- **Data to use**
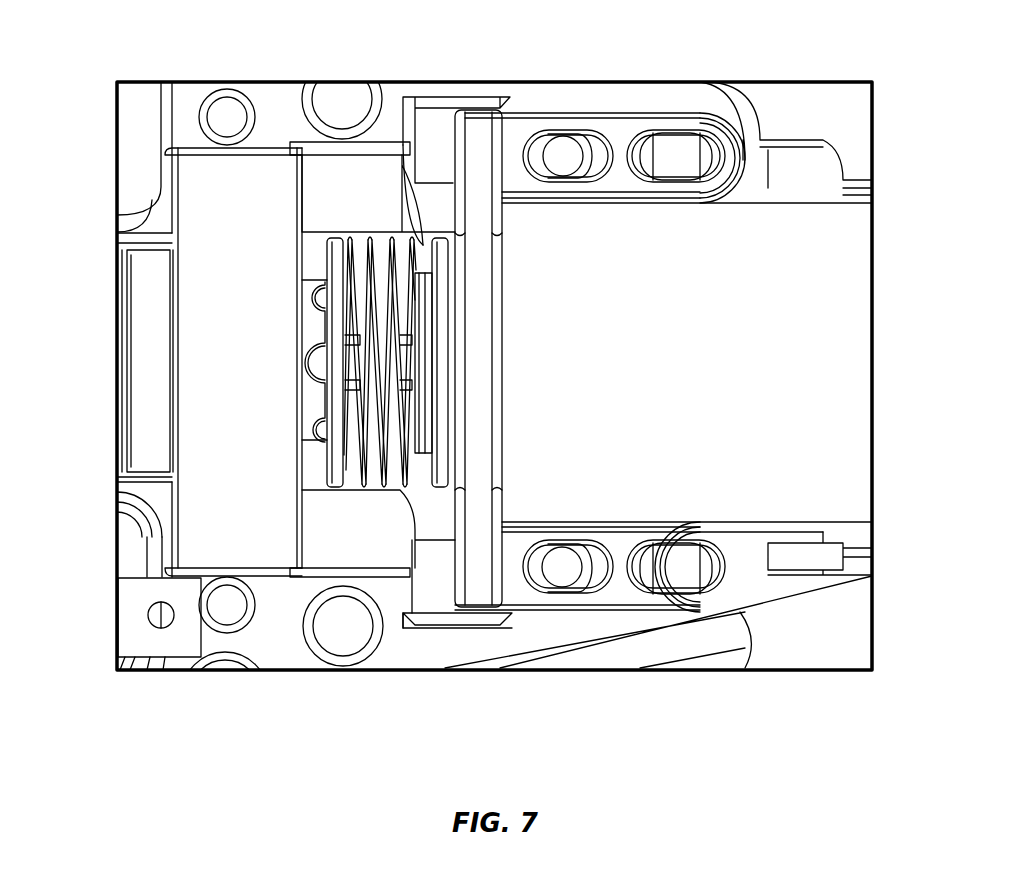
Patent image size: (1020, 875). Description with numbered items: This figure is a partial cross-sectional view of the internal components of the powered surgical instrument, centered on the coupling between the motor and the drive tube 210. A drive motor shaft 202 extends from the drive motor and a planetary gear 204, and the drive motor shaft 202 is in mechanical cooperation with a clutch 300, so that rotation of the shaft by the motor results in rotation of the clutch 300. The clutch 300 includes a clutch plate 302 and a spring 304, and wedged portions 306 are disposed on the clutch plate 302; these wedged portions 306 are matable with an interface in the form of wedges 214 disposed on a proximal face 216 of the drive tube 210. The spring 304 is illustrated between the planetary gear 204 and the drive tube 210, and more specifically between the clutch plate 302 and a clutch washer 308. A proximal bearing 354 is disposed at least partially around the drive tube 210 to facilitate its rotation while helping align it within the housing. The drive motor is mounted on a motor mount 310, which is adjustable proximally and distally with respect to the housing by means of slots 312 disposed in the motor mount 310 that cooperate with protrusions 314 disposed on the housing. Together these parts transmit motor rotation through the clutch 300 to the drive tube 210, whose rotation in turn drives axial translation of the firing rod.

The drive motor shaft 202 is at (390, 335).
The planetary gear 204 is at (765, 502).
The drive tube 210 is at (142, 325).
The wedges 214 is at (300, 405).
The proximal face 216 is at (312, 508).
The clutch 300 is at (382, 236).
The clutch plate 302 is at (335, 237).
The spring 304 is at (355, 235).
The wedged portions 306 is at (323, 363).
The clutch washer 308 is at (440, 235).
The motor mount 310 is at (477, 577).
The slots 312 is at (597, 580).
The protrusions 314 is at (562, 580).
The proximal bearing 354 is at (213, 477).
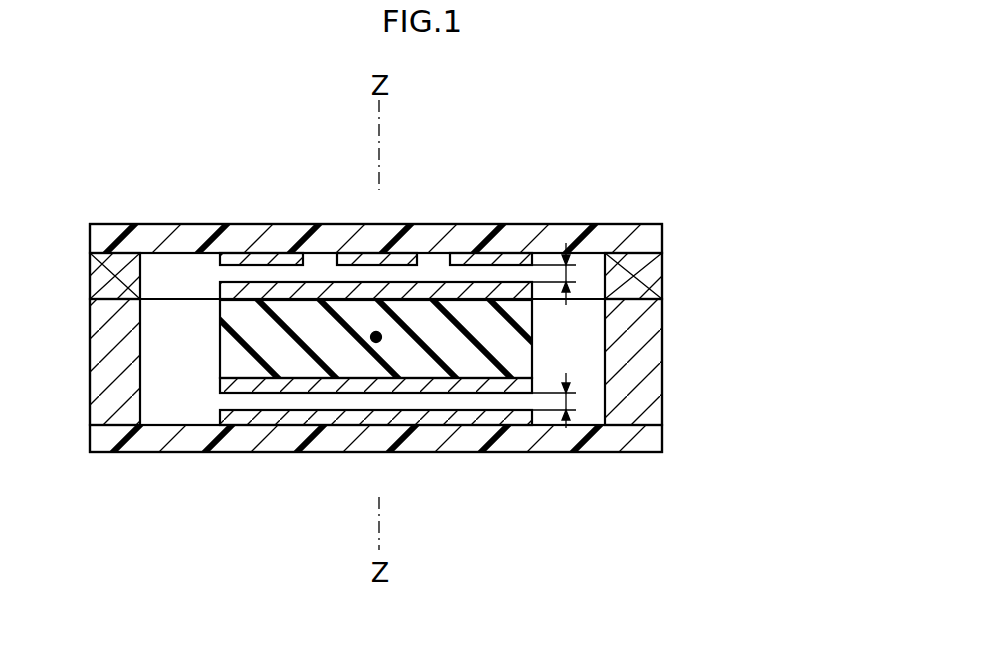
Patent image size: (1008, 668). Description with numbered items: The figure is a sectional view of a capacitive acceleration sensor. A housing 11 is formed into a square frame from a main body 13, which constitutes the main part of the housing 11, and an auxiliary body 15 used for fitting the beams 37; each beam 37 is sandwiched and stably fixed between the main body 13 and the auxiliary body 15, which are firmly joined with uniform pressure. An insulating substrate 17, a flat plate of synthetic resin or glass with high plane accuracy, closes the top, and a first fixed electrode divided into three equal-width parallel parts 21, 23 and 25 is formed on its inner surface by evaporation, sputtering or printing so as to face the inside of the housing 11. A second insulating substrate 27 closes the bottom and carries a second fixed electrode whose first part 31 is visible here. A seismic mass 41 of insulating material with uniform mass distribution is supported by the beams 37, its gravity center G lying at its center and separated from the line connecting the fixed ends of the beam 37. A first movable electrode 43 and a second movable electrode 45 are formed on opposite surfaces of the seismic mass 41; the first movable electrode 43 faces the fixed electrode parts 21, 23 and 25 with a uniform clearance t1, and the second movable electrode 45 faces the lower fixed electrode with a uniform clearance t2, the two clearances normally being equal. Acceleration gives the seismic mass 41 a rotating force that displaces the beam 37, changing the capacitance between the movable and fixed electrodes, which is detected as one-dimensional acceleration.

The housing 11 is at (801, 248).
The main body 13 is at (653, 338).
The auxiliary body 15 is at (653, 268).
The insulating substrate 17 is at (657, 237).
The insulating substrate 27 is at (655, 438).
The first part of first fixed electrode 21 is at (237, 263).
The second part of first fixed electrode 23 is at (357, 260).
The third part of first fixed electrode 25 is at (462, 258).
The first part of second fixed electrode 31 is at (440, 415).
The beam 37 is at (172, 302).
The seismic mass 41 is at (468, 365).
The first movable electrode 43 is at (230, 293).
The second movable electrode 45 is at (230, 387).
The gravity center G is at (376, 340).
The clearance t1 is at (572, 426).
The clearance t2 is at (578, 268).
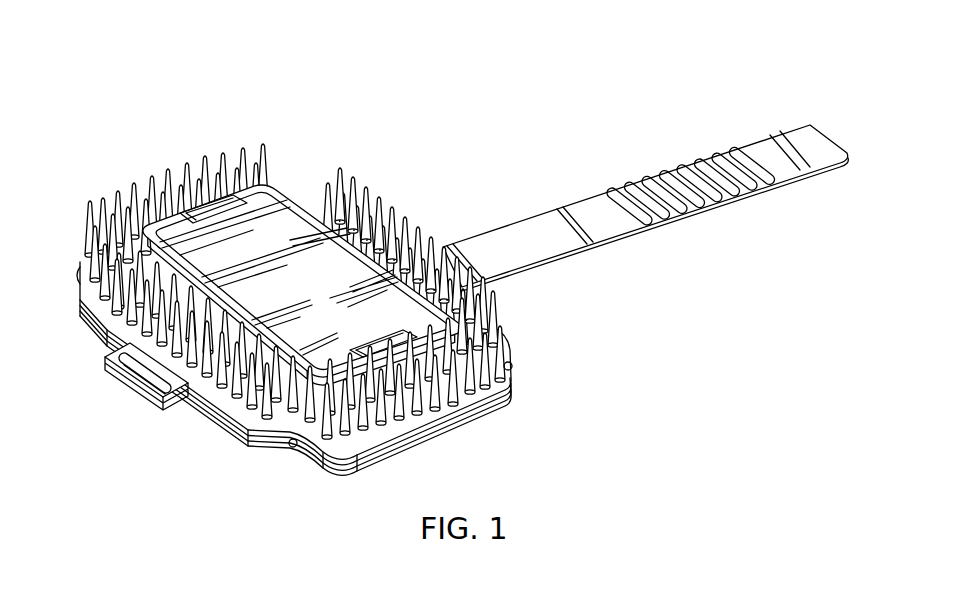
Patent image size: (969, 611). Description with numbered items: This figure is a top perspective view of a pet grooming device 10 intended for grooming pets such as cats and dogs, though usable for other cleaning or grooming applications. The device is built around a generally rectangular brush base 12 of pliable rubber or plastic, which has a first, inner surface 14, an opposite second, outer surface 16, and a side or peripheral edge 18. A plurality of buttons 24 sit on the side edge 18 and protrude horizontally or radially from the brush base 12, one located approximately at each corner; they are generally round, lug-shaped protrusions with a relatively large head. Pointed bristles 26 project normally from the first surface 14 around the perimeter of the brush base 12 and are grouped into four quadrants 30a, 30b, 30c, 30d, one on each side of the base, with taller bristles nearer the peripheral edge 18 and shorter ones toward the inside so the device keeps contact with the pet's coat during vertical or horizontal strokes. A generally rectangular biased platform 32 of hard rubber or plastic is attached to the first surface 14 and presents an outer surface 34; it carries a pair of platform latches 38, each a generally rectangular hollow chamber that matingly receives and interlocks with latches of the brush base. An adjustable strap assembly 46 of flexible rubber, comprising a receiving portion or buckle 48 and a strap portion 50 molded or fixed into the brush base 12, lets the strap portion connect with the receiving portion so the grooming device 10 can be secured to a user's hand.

- **Aim of the exercise**
Convert every line of the material above into a Markdown table with the columns "Row" and "Line," numbering the rows and leaving out blank lines and the pictures.

- **The reply**
| Row | Line |
|---|---|
| 1 | Patent image size: (1020, 875). Description with numbered items: This figure is a partial cross-sectional view of the internal components of the powered surgical instrument, centered on the coupling between the motor and the drive tube 210. A drive motor shaft 202 extends from the drive motor and a planetary gear 204, and the drive motor shaft 202 is in mechanical cooperation with a clutch 300, so that rotation of the shaft by the motor results in rotation of the clutch 300. The clutch 300 includes a clutch plate 302 and a spring 304, and wedged portions 306 are disposed on the clutch plate 302; these wedged portions 306 are matable with an interface in the form of wedges 214 disposed on a proximal face 216 of the drive tube 210. The spring 304 is illustrated between the planetary gear 204 and the drive tube 210, and more specifically between the clutch plate 302 and a clutch washer 308. A proximal bearing 354 is disposed at least partially around the drive tube 210 to facilitate its rotation while helping align it within the housing. The drive motor is mounted on a motor mount 310, which is adjustable proximally and distally with respect to the housing by means of slots 312 disposed in the motor mount 310 that cooperate with protrusions 314 disposed on the housing. Together these parts transmit motor rotation through the clutch 300 to the drive tube 210, whose rotation in turn drives axial translation of the firing rod. |
| 2 | The drive motor shaft 202 is at (390, 335). |
| 3 | The planetary gear 204 is at (765, 502). |
| 4 | The drive tube 210 is at (142, 325). |
| 5 | The wedges 214 is at (300, 405). |
| 6 | The proximal face 216 is at (312, 508). |
| 7 | The clutch 300 is at (382, 236). |
| 8 | The clutch plate 302 is at (335, 237). |
| 9 | The spring 304 is at (355, 235). |
| 10 | The wedged portions 306 is at (323, 363). |
| 11 | The clutch washer 308 is at (440, 235). |
| 12 | The motor mount 310 is at (477, 577). |
| 13 | The slots 312 is at (597, 580). |
| 14 | The protrusions 314 is at (562, 580). |
| 15 | The proximal bearing 354 is at (213, 477). |
| 16 | Patent image size: (1008, 668). Description with numbered items: The figure is a sectional view of a capacitive acceleration sensor. A housing 11 is formed into a square frame from a main body 13, which constitutes the main part of the housing 11, and an auxiliary body 15 used for fitting the beams 37; each beam 37 is sandwiched and stably fixed between the main body 13 and the auxiliary body 15, which are firmly joined with uniform pressure. An insulating substrate 17, a flat plate of synthetic resin or glass with high plane accuracy, closes the top, and a first fixed electrode divided into three equal-width parallel parts 21, 23 and 25 is formed on its inner surface by evaporation, sputtering or printing so as to face the inside of the housing 11. A second insulating substrate 27 closes the bottom and carries a second fixed electrode whose first part 31 is visible here. A seismic mass 41 of insulating material with uniform mass distribution is supported by the beams 37, its gravity center G lying at its center and separated from the line connecting the fixed ends of the beam 37. A first movable electrode 43 and a second movable electrode 45 are formed on opposite surfaces of the seismic mass 41; the first movable electrode 43 faces the fixed electrode parts 21, 23 and 25 with a uniform clearance t1, and the second movable electrode 45 faces the lower fixed electrode with a uniform clearance t2, the two clearances normally being equal. Acceleration gives the seismic mass 41 a rotating force that displaces the beam 37, changing the capacitance between the movable and fixed electrodes, which is detected as one-dimensional acceleration. |
| 17 | The housing 11 is at (801, 248). |
| 18 | The main body 13 is at (653, 338). |
| 19 | The auxiliary body 15 is at (653, 268). |
| 20 | The insulating substrate 17 is at (657, 237). |
| 21 | The insulating substrate 27 is at (655, 438). |
| 22 | The first part of first fixed electrode 21 is at (237, 263). |
| 23 | The second part of first fixed electrode 23 is at (357, 260). |
| 24 | The third part of first fixed electrode 25 is at (462, 258). |
| 25 | The first part of second fixed electrode 31 is at (440, 415). |
| 26 | The beam 37 is at (172, 302). |
| 27 | The seismic mass 41 is at (468, 365). |
| 28 | The first movable electrode 43 is at (230, 293). |
| 29 | The second movable electrode 45 is at (230, 387). |
| 30 | The gravity center G is at (376, 340). |
| 31 | The clearance t1 is at (572, 426). |
| 32 | The clearance t2 is at (578, 268). |
| 33 | Patent image size: (969, 611). Description with numbered items: This figure is a top perspective view of a pet grooming device 10 intended for grooming pets such as cats and dogs, though usable for other cleaning or grooming applications. The device is built around a generally rectangular brush base 12 of pliable rubber or plastic, which has a first, inner surface 14, an opposite second, outer surface 16, and a side or peripheral edge 18. A plurality of buttons 24 sit on the side edge 18 and protrude horizontally or radially from the brush base 12, one located approximately at each corner; they are generally round, lug-shaped protrusions with a relatively large head. Pointed bristles 26 project normally from the first surface 14 around the perimeter of the brush base 12 and are grouped into four quadrants 30a, 30b, 30c, 30d, one on each side of the base, with taller bristles nearer the peripheral edge 18 and shorter ones toward the inside so the device keeps contact with the pet's coat during vertical or horizontal strokes. A generally rectangular biased platform 32 of hard rubber or plastic is attached to the first surface 14 and presents an outer surface 34; it carries a pair of platform latches 38, each a generally rectangular hollow chamber that matingly receives and interlocks with latches of the brush base. An adjustable strap assembly 46 of flexible rubber, comprising a receiving portion or buckle 48 and a strap portion 50 molded or fixed into the brush base 12, lets the strap portion connect with the receiving portion so the grooming device 10 can be secured to a user's hand. |